At Home In High-End Residential Market
This high-end residential market is a niche that appeals to Stanley Berger and his company, Arista Air Conditioning Corp. of Long Island City. Arista is a 56-year-old company that employs 140 workers. "We do more service than anyone else in New York City but less installation than a lot of people," Berger noted.
Berger, the owner and CEO of Arista and the new president of the Mechanical Contractors Association of America Inc. (MCAA) talked with The News about one of his newest projects - a private residence in the Mill Basin neighborhood in Brooklyn - and trumpeted the merits of design-build and the systems involved.
The ResidenceThe project is a $1 million HVAC system in a 15,000-square-foot waterfront home. Berger called it "one of the most expensive houses in Brooklyn."
Utilizing a new City Multi system from Mitsubishi Electric, Arista has installed eight condensing units and 23 air handlers totaling 40 tons of cooling for the three-story building. The building also utilizes a complete radiant floor heating system and snowmelt system for the 4,000-square-foot driveway.
"It is a variable-speed heating and cooling system using Freonâ„¢ - sort of a chiller without water," stated Berger.
"We can actually connect up to 15 different air handlers to one condensing unit. In this project we have about five on each unit. One air handler can be putting out heat from the rooftop unit while another air handler can be putting out cooling from that same unit. That is what is unique about this system."
Berger said the project did not start out as a design-build venture. His company was hired to install the specified mechanical equipment. But a snag or two developed along the way.
"It originally went out to bid as a completely different project," he said. "The whole air conditioning side was different. We came in and gave the owner a design-build option for this unique air conditioning and heating combination.
"The engineers were not aware of this latest development in technology," he said, referring to the City Multi system. "The original plan was for 11 split systems. We physically did not have the room for the 11 condensing units or the height available for the 11 hanging air handlers. We couldn't even get the air handlers up through the bar joists. We had to find places in closets for the air handlers, which was a very big challenge."

______________________________

TO DO:
- a) Please condense the paragraph of the Arista article beginning "Utilizing a new City Multi system" into a short bulleted list that keeps its main facts.
- b) Repeat a passage of the Arista article word for word, starting at the words "The ResidenceThe project" and ending after the words "the 4,000-square-foot driveway.".
The material below comes from a separate source, not the Arista article.

______________________________

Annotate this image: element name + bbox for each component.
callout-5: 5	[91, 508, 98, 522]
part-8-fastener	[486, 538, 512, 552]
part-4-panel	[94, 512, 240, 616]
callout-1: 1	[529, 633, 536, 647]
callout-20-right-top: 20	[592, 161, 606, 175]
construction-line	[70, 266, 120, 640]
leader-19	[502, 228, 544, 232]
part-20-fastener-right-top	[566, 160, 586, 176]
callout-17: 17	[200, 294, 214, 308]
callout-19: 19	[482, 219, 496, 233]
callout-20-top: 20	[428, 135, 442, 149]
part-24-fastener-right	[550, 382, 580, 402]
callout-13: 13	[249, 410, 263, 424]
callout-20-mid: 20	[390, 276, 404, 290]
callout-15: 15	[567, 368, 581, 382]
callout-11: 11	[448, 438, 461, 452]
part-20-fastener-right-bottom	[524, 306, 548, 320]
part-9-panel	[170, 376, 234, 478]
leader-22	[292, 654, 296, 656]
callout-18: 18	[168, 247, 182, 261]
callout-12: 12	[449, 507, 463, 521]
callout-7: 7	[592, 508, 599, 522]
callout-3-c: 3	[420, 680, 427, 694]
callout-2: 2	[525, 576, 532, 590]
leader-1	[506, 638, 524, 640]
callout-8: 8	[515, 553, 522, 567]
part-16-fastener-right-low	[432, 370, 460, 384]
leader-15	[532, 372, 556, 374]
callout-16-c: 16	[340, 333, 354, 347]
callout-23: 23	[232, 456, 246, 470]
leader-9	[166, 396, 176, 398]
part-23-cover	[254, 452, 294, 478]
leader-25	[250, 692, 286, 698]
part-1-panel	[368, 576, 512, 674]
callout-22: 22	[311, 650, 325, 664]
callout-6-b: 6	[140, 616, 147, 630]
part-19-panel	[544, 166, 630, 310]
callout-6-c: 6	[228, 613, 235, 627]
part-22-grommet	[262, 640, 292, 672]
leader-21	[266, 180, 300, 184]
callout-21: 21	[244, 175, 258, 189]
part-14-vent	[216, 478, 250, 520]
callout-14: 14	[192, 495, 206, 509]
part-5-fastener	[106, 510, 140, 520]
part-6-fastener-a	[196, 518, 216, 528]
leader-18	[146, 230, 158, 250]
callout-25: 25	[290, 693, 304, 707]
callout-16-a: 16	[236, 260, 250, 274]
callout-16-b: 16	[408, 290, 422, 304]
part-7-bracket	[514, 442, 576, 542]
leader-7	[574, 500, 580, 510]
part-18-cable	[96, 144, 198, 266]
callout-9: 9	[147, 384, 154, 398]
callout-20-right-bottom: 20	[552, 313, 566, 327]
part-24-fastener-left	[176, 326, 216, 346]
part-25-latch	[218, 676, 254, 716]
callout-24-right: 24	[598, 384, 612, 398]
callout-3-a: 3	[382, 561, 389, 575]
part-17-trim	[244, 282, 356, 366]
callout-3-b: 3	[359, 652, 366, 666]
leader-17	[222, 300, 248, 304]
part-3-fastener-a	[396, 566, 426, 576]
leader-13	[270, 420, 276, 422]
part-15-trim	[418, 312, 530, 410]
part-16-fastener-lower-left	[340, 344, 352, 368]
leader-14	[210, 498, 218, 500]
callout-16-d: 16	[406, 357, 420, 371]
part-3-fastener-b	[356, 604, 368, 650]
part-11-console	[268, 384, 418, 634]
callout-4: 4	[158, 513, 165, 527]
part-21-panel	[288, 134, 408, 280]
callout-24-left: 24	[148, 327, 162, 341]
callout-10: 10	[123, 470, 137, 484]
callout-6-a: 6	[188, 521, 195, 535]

______________________________

SOLUTIONS IN ORDER:
- a)
- Arista installed a new City Multi system from Mitsubishi Electric.
- The system has eight condensing units and 23 air handlers, totaling 40 tons of cooling for the three-story building.
- The building also has a complete radiant floor heating system.
- A snowmelt system serves the 4,000-square-foot driveway.

- b)
The ResidenceThe project is a $1 million HVAC system in a 15,000-square-foot waterfront home. Berger called it "one of the most expensive houses in Brooklyn."
Utilizing a new City Multi system from Mitsubishi Electric, Arista has installed eight condensing units and 23 air handlers totaling 40 tons of cooling for the three-story building. The building also utilizes a complete radiant floor heating system and snowmelt system for the 4,000-square-foot driveway.